Collected data entries
---------------

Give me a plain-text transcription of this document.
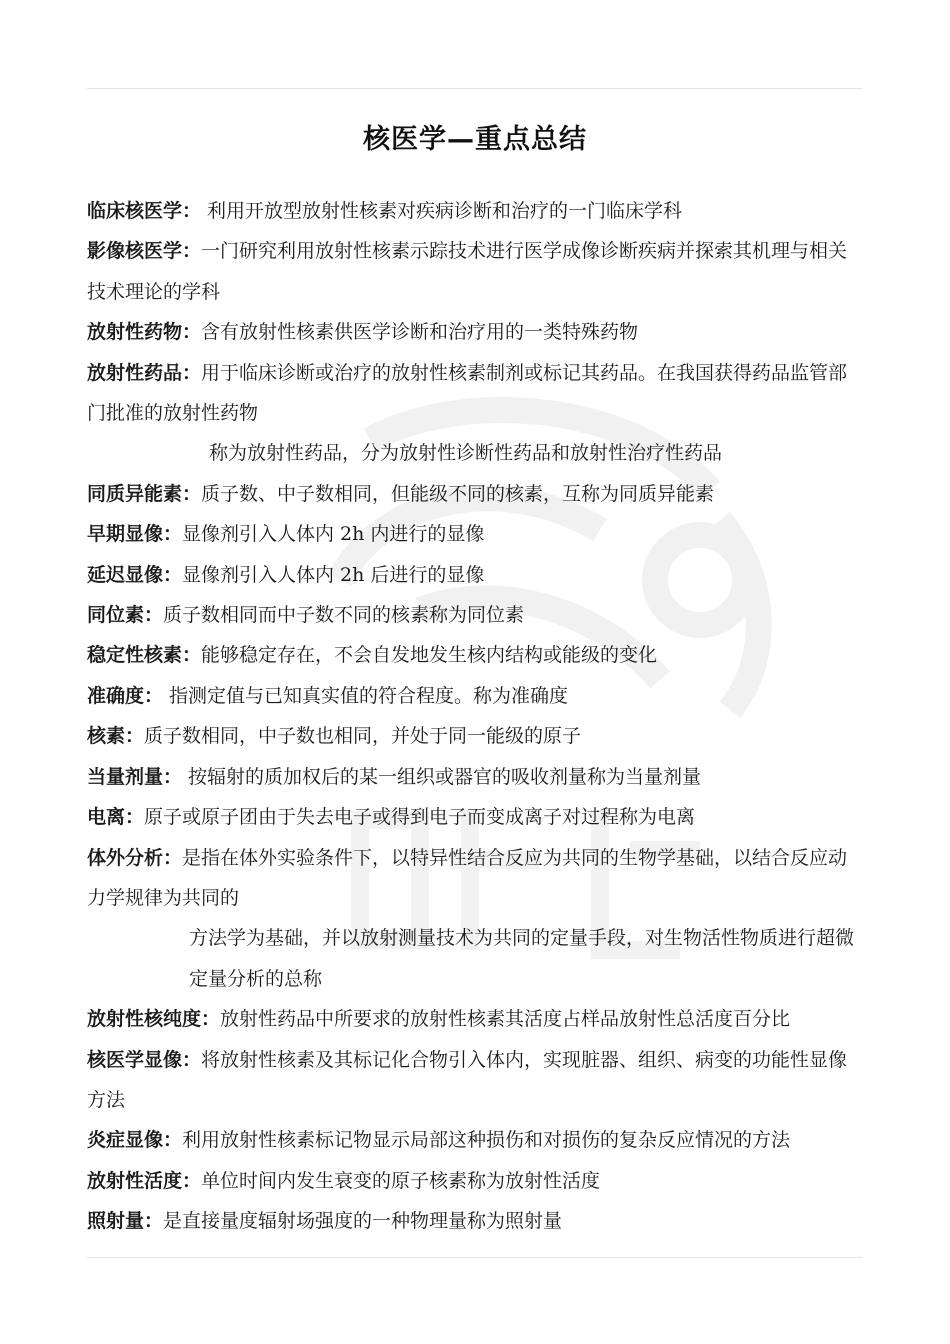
核医学—重点总结

临床核医学： 利用开放型放射性核素对疾病诊断和治疗的一门临床学科

影像核医学：一门研究利用放射性核素示踪技术进行医学成像诊断疾病并探索其机理与相关技术理论的学科

放射性药物：含有放射性核素供医学诊断和治疗用的一类特殊药物

放射性药品：用于临床诊断或治疗的放射性核素制剂或标记其药品。在我国获得药品监管部门批准的放射性药物

称为放射性药品，分为放射性诊断性药品和放射性治疗性药品

同质异能素：质子数、中子数相同，但能级不同的核素，互称为同质异能素

早期显像：显像剂引入人体内 2h 内进行的显像

延迟显像：显像剂引入人体内 2h 后进行的显像

同位素：质子数相同而中子数不同的核素称为同位素

稳定性核素：能够稳定存在，不会自发地发生核内结构或能级的变化

准确度： 指测定值与已知真实值的符合程度。称为准确度

核素：质子数相同，中子数也相同，并处于同一能级的原子

当量剂量： 按辐射的质加权后的某一组织或器官的吸收剂量称为当量剂量

电离：原子或原子团由于失去电子或得到电子而变成离子对过程称为电离

体外分析：是指在体外实验条件下，以特异性结合反应为共同的生物学基础，以结合反应动力学规律为共同的

方法学为基础，并以放射测量技术为共同的定量手段，对生物活性物质进行超微定量分析的总称

放射性核纯度：放射性药品中所要求的放射性核素其活度占样品放射性总活度百分比

核医学显像：将放射性核素及其标记化合物引入体内，实现脏器、组织、病变的功能性显像方法

炎症显像：利用放射性核素标记物显示局部这种损伤和对损伤的复杂反应情况的方法

放射性活度：单位时间内发生衰变的原子核素称为放射性活度

照射量：是直接量度辐射场强度的一种物理量称为照射量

---------------

What you need to do
Are you able to set down all the lines above exactly, without any pictures?

Result for this exercise
Give me a plain-text transcription of this document.
核医学—重点总结

临床核医学： 利用开放型放射性核素对疾病诊断和治疗的一门临床学科

影像核医学：一门研究利用放射性核素示踪技术进行医学成像诊断疾病并探索其机理与相关技术理论的学科

放射性药物：含有放射性核素供医学诊断和治疗用的一类特殊药物

放射性药品：用于临床诊断或治疗的放射性核素制剂或标记其药品。在我国获得药品监管部门批准的放射性药物

称为放射性药品，分为放射性诊断性药品和放射性治疗性药品

同质异能素：质子数、中子数相同，但能级不同的核素，互称为同质异能素

早期显像：显像剂引入人体内 2h 内进行的显像

延迟显像：显像剂引入人体内 2h 后进行的显像

同位素：质子数相同而中子数不同的核素称为同位素

稳定性核素：能够稳定存在，不会自发地发生核内结构或能级的变化

准确度： 指测定值与已知真实值的符合程度。称为准确度

核素：质子数相同，中子数也相同，并处于同一能级的原子

当量剂量： 按辐射的质加权后的某一组织或器官的吸收剂量称为当量剂量

电离：原子或原子团由于失去电子或得到电子而变成离子对过程称为电离

体外分析：是指在体外实验条件下，以特异性结合反应为共同的生物学基础，以结合反应动力学规律为共同的

方法学为基础，并以放射测量技术为共同的定量手段，对生物活性物质进行超微定量分析的总称

放射性核纯度：放射性药品中所要求的放射性核素其活度占样品放射性总活度百分比

核医学显像：将放射性核素及其标记化合物引入体内，实现脏器、组织、病变的功能性显像方法

炎症显像：利用放射性核素标记物显示局部这种损伤和对损伤的复杂反应情况的方法

放射性活度：单位时间内发生衰变的原子核素称为放射性活度

照射量：是直接量度辐射场强度的一种物理量称为照射量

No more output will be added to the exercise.